■ WHAT TO PRODUCE: Search the listing below for the word "from" and copy each line that holds it.

━━━ EXERCISE INPUT ━━━

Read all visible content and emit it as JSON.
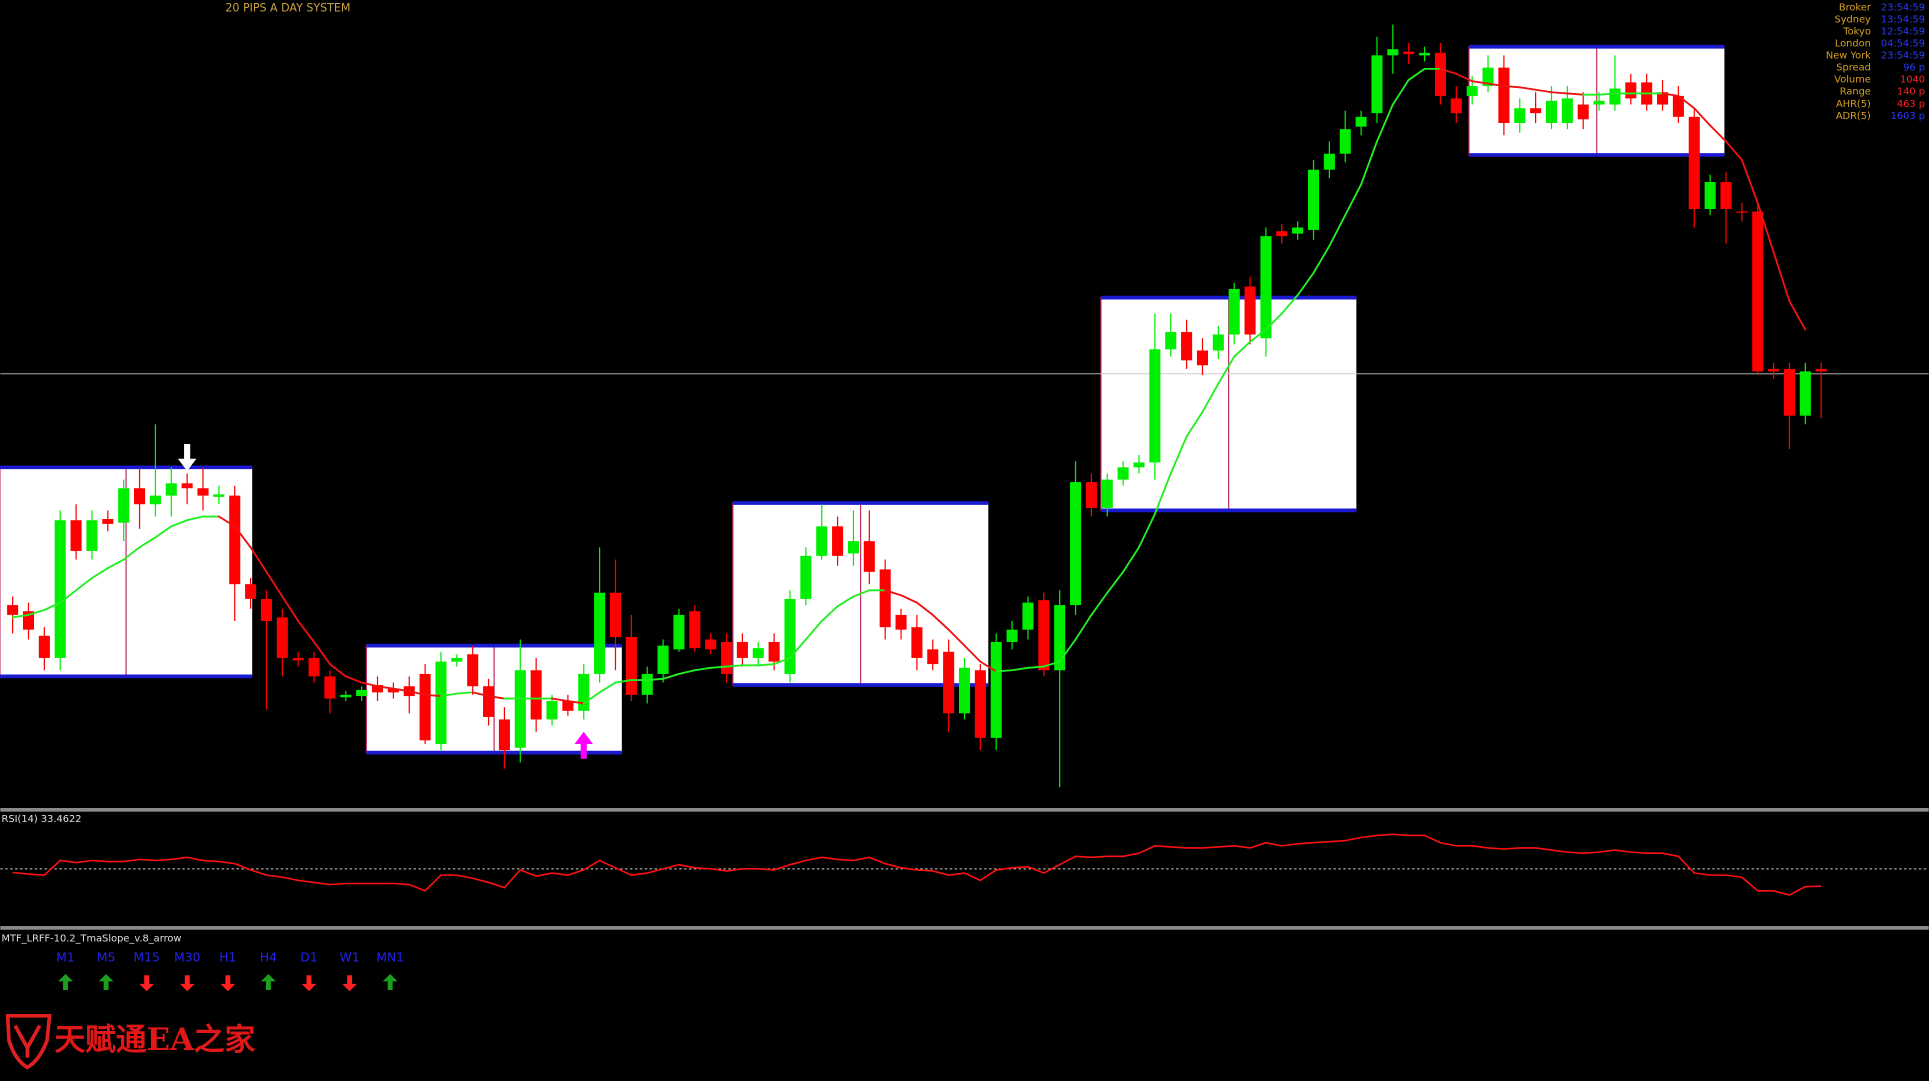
{
  "header": {
    "title": "20 PIPS A DAY SYSTEM"
  },
  "info_panel": [
    {
      "label": "Broker",
      "value": "23:54:59",
      "color": "#2a3cff"
    },
    {
      "label": "Sydney",
      "value": "13:54:59",
      "color": "#2a3cff"
    },
    {
      "label": "Tokyo",
      "value": "12:54:59",
      "color": "#2a3cff"
    },
    {
      "label": "London",
      "value": "04:54:59",
      "color": "#2a3cff"
    },
    {
      "label": "New York",
      "value": "23:54:59",
      "color": "#2a3cff"
    },
    {
      "label": "Spread",
      "value": "96 p",
      "color": "#2a3cff"
    },
    {
      "label": "Volume",
      "value": "1040",
      "color": "#ff2020"
    },
    {
      "label": "Range",
      "value": "140 p",
      "color": "#ff2020"
    },
    {
      "label": "AHR(5)",
      "value": "463 p",
      "color": "#ff2020"
    },
    {
      "label": "ADR(5)",
      "value": "1603 p",
      "color": "#2a3cff"
    }
  ],
  "price_chart": {
    "type": "candlestick",
    "ylim": [
      0,
      660
    ],
    "up_color": "#00ee00",
    "down_color": "#ff0000",
    "candles": [
      [
        168,
        175,
        145,
        160
      ],
      [
        163,
        170,
        140,
        148
      ],
      [
        143,
        150,
        115,
        125
      ],
      [
        125,
        245,
        115,
        237
      ],
      [
        237,
        250,
        205,
        212
      ],
      [
        212,
        245,
        205,
        237
      ],
      [
        238,
        245,
        228,
        234
      ],
      [
        235,
        270,
        220,
        263
      ],
      [
        263,
        280,
        230,
        250
      ],
      [
        250,
        315,
        240,
        257
      ],
      [
        257,
        280,
        240,
        267
      ],
      [
        267,
        275,
        250,
        263
      ],
      [
        263,
        280,
        245,
        257
      ],
      [
        256,
        265,
        250,
        258
      ],
      [
        257,
        265,
        155,
        185
      ],
      [
        185,
        190,
        165,
        173
      ],
      [
        173,
        180,
        83,
        155
      ],
      [
        158,
        165,
        110,
        125
      ],
      [
        125,
        130,
        118,
        123
      ],
      [
        125,
        130,
        105,
        110
      ],
      [
        110,
        115,
        80,
        92
      ],
      [
        93,
        98,
        90,
        95
      ],
      [
        94,
        102,
        90,
        99
      ],
      [
        103,
        110,
        90,
        97
      ],
      [
        100,
        105,
        92,
        97
      ],
      [
        102,
        110,
        80,
        94
      ],
      [
        112,
        120,
        55,
        58
      ],
      [
        55,
        130,
        50,
        122
      ],
      [
        122,
        128,
        118,
        125
      ],
      [
        128,
        135,
        95,
        102
      ],
      [
        102,
        108,
        70,
        77
      ],
      [
        75,
        85,
        35,
        50
      ],
      [
        52,
        140,
        40,
        115
      ],
      [
        115,
        125,
        65,
        75
      ],
      [
        75,
        95,
        70,
        90
      ],
      [
        90,
        95,
        78,
        82
      ],
      [
        82,
        120,
        75,
        112
      ],
      [
        112,
        215,
        105,
        178
      ],
      [
        178,
        205,
        115,
        142
      ],
      [
        142,
        160,
        90,
        95
      ],
      [
        95,
        118,
        88,
        112
      ],
      [
        112,
        140,
        105,
        135
      ],
      [
        132,
        165,
        130,
        160
      ],
      [
        163,
        168,
        130,
        133
      ],
      [
        140,
        145,
        128,
        132
      ],
      [
        138,
        145,
        105,
        112
      ],
      [
        138,
        145,
        118,
        125
      ],
      [
        125,
        138,
        118,
        133
      ],
      [
        138,
        145,
        115,
        122
      ],
      [
        112,
        180,
        105,
        173
      ],
      [
        173,
        215,
        168,
        208
      ],
      [
        208,
        250,
        205,
        232
      ],
      [
        232,
        240,
        200,
        208
      ],
      [
        210,
        245,
        200,
        220
      ],
      [
        220,
        245,
        185,
        195
      ],
      [
        197,
        205,
        140,
        150
      ],
      [
        160,
        165,
        140,
        148
      ],
      [
        150,
        160,
        115,
        125
      ],
      [
        132,
        140,
        115,
        120
      ],
      [
        130,
        140,
        65,
        80
      ],
      [
        80,
        125,
        75,
        117
      ],
      [
        115,
        120,
        50,
        60
      ],
      [
        60,
        145,
        50,
        138
      ],
      [
        138,
        155,
        132,
        148
      ],
      [
        148,
        175,
        140,
        170
      ],
      [
        172,
        178,
        110,
        115
      ],
      [
        115,
        180,
        20,
        168
      ],
      [
        168,
        285,
        160,
        268
      ],
      [
        268,
        275,
        240,
        247
      ],
      [
        247,
        275,
        240,
        270
      ],
      [
        270,
        285,
        265,
        280
      ],
      [
        280,
        290,
        275,
        284
      ],
      [
        284,
        405,
        270,
        376
      ],
      [
        376,
        405,
        370,
        390
      ],
      [
        390,
        400,
        360,
        367
      ],
      [
        375,
        385,
        355,
        363
      ],
      [
        375,
        395,
        368,
        388
      ],
      [
        388,
        430,
        380,
        425
      ],
      [
        427,
        435,
        380,
        388
      ],
      [
        385,
        475,
        370,
        468
      ],
      [
        472,
        478,
        462,
        468
      ],
      [
        470,
        480,
        465,
        475
      ],
      [
        473,
        530,
        465,
        522
      ],
      [
        522,
        545,
        515,
        535
      ],
      [
        535,
        570,
        528,
        555
      ],
      [
        557,
        570,
        550,
        565
      ],
      [
        568,
        630,
        560,
        615
      ],
      [
        615,
        640,
        600,
        620
      ],
      [
        618,
        625,
        608,
        616
      ],
      [
        615,
        622,
        610,
        617
      ],
      [
        617,
        625,
        575,
        582
      ],
      [
        580,
        590,
        560,
        568
      ],
      [
        582,
        598,
        575,
        590
      ],
      [
        590,
        615,
        585,
        605
      ],
      [
        605,
        615,
        550,
        560
      ],
      [
        560,
        580,
        552,
        572
      ],
      [
        572,
        585,
        560,
        568
      ],
      [
        560,
        590,
        555,
        578
      ],
      [
        560,
        590,
        555,
        580
      ],
      [
        575,
        585,
        555,
        563
      ],
      [
        575,
        585,
        570,
        578
      ],
      [
        575,
        615,
        570,
        588
      ],
      [
        593,
        600,
        575,
        580
      ],
      [
        593,
        600,
        570,
        575
      ],
      [
        585,
        595,
        570,
        575
      ],
      [
        582,
        590,
        560,
        565
      ],
      [
        565,
        572,
        475,
        490
      ],
      [
        490,
        518,
        485,
        512
      ],
      [
        512,
        520,
        462,
        490
      ],
      [
        488,
        495,
        480,
        487
      ],
      [
        488,
        495,
        355,
        358
      ],
      [
        360,
        365,
        352,
        358
      ],
      [
        360,
        365,
        295,
        322
      ],
      [
        322,
        365,
        315,
        358
      ],
      [
        360,
        365,
        320,
        358
      ]
    ],
    "ma": [
      158,
      160,
      164,
      170,
      180,
      190,
      198,
      205,
      215,
      223,
      232,
      237,
      240,
      240,
      232,
      215,
      195,
      175,
      155,
      138,
      120,
      110,
      105,
      102,
      100,
      98,
      95,
      94,
      96,
      97,
      94,
      92,
      92,
      92,
      92,
      90,
      88,
      97,
      105,
      107,
      107,
      108,
      112,
      115,
      117,
      118,
      119,
      119,
      120,
      125,
      140,
      155,
      167,
      175,
      180,
      180,
      176,
      170,
      160,
      148,
      135,
      122,
      114,
      115,
      117,
      118,
      122,
      140,
      160,
      178,
      195,
      215,
      242,
      275,
      305,
      325,
      348,
      370,
      382,
      392,
      405,
      420,
      438,
      460,
      485,
      510,
      545,
      575,
      595,
      604,
      604,
      600,
      594,
      592,
      590,
      589,
      587,
      585,
      584,
      583,
      583,
      584,
      584,
      584,
      584,
      582,
      572,
      558,
      545,
      530,
      495,
      455,
      415,
      392,
      null
    ],
    "ma_up_color": "#22ee22",
    "ma_down_color": "#ee1111",
    "price_line": 356,
    "sessions": [
      {
        "from": -0.8,
        "to": 15.1,
        "high": 280,
        "low": 110
      },
      {
        "from": 22.3,
        "to": 38.4,
        "high": 135,
        "low": 48
      },
      {
        "from": 45.4,
        "to": 61.5,
        "high": 251,
        "low": 103
      },
      {
        "from": 68.6,
        "to": 84.7,
        "high": 418,
        "low": 245
      },
      {
        "from": 91.8,
        "to": 107.9,
        "high": 622,
        "low": 534
      }
    ],
    "signals": [
      {
        "index": 11,
        "direction": "down",
        "color": "#ffffff"
      },
      {
        "index": 36,
        "direction": "up",
        "color": "#ff00ff"
      }
    ]
  },
  "rsi": {
    "label": "RSI(14) 33.4622",
    "ylim": [
      0,
      100
    ],
    "level": 50,
    "color": "#ff1010",
    "values": [
      46.5,
      45,
      44,
      58,
      56,
      58,
      57,
      57,
      59,
      58,
      59,
      61,
      58,
      57,
      55,
      49,
      44,
      42,
      39,
      37,
      35,
      36,
      36,
      36,
      36,
      35,
      29,
      44,
      44,
      41,
      37,
      32,
      49,
      43,
      46,
      44,
      49,
      58,
      51,
      44,
      46,
      50,
      54,
      51,
      50,
      48,
      50,
      50,
      49,
      54,
      58,
      61,
      59,
      58,
      61,
      55,
      51,
      49,
      48,
      44,
      46,
      39,
      49,
      51,
      52,
      46,
      54,
      62,
      61,
      62,
      62,
      65,
      72,
      71,
      70,
      70,
      71,
      72,
      70,
      75,
      72,
      74,
      75,
      76,
      77,
      80,
      82,
      83,
      82,
      82,
      75,
      72,
      72,
      70,
      69,
      70,
      70,
      68,
      66,
      65,
      66,
      68,
      66,
      65,
      65,
      62,
      46,
      44,
      44,
      42,
      29,
      29,
      25,
      33,
      33.4622
    ]
  },
  "mtf": {
    "label": "MTF_LRFF-10.2_TmaSlope_v.8_arrow",
    "timeframes": [
      {
        "name": "M1",
        "direction": "up"
      },
      {
        "name": "M5",
        "direction": "up"
      },
      {
        "name": "M15",
        "direction": "down"
      },
      {
        "name": "M30",
        "direction": "down"
      },
      {
        "name": "H1",
        "direction": "down"
      },
      {
        "name": "H4",
        "direction": "up"
      },
      {
        "name": "D1",
        "direction": "down"
      },
      {
        "name": "W1",
        "direction": "down"
      },
      {
        "name": "MN1",
        "direction": "up"
      }
    ]
  },
  "watermark": "天赋通EA之家"
}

━━━

■ ANSWER TO THE EXERCISE:
        "from": -0.8,
        "from": 22.3,
        "from": 45.4,
        "from": 68.6,
        "from": 91.8,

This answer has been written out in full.